Data records
___
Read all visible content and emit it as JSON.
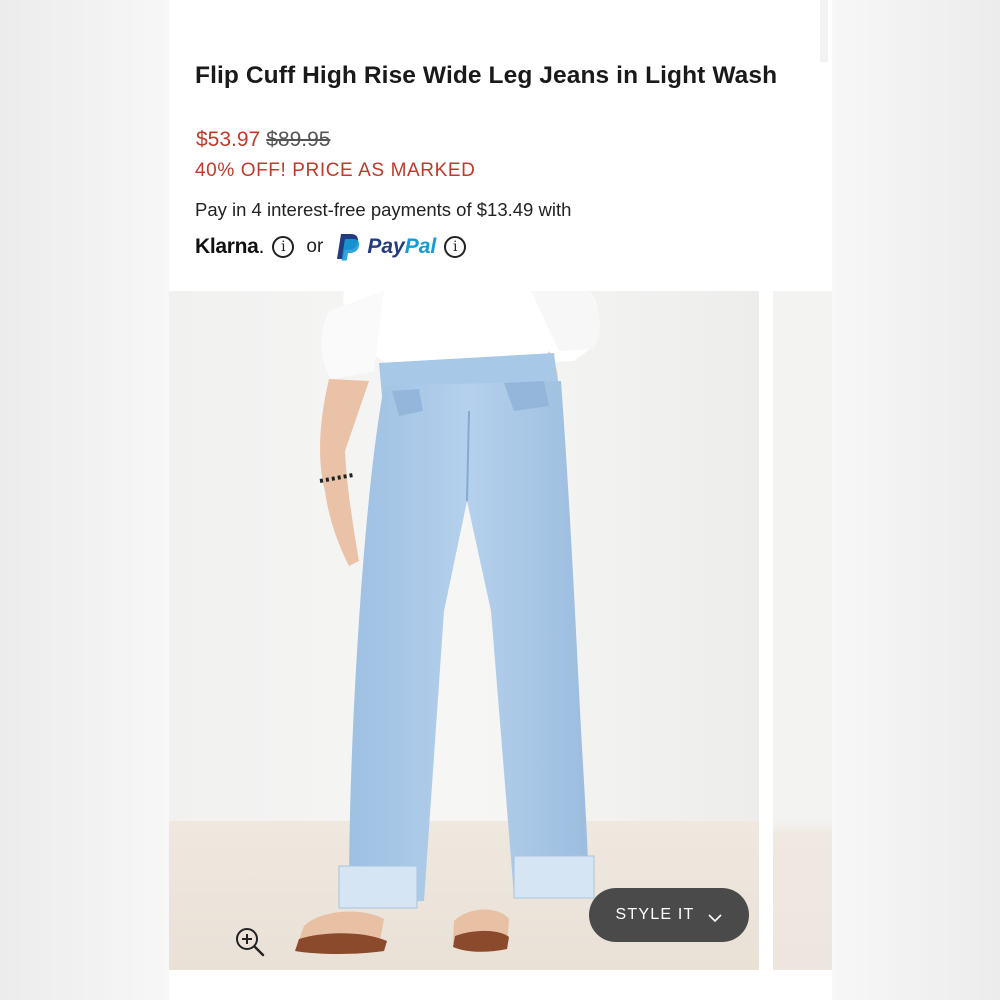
{
  "product": {
    "title": "Flip Cuff High Rise Wide Leg Jeans in Light Wash",
    "sale_price": "$53.97",
    "original_price": "$89.95",
    "promo": "40% OFF! PRICE AS MARKED"
  },
  "payment": {
    "installments_text": "Pay in 4 interest-free payments of $13.49 with",
    "klarna_label": "Klarna",
    "klarna_dot": ".",
    "info_glyph": "i",
    "or_text": "or",
    "paypal_pay": "Pay",
    "paypal_pal": "Pal"
  },
  "gallery": {
    "style_it_label": "STYLE IT",
    "icons": [
      "zoom-in-icon",
      "chevron-down-icon",
      "info-icon",
      "paypal-icon"
    ]
  },
  "colors": {
    "sale": "#c0392b",
    "style_button": "#4a4a4a",
    "paypal_dark": "#253b80",
    "paypal_light": "#179bd7",
    "denim": "#a9c8e6"
  }
}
___
Copy the records exactly. Skip the pictures.

Read all visible content and emit it as JSON.
{
  "product": {
    "title": "Flip Cuff High Rise Wide Leg Jeans in Light Wash",
    "sale_price": "$53.97",
    "original_price": "$89.95",
    "promo": "40% OFF! PRICE AS MARKED"
  },
  "payment": {
    "installments_text": "Pay in 4 interest-free payments of $13.49 with",
    "klarna_label": "Klarna",
    "klarna_dot": ".",
    "info_glyph": "i",
    "or_text": "or",
    "paypal_pay": "Pay",
    "paypal_pal": "Pal"
  },
  "gallery": {
    "style_it_label": "STYLE IT",
    "icons": [
      "zoom-in-icon",
      "chevron-down-icon",
      "info-icon",
      "paypal-icon"
    ]
  },
  "colors": {
    "sale": "#c0392b",
    "style_button": "#4a4a4a",
    "paypal_dark": "#253b80",
    "paypal_light": "#179bd7",
    "denim": "#a9c8e6"
  }
}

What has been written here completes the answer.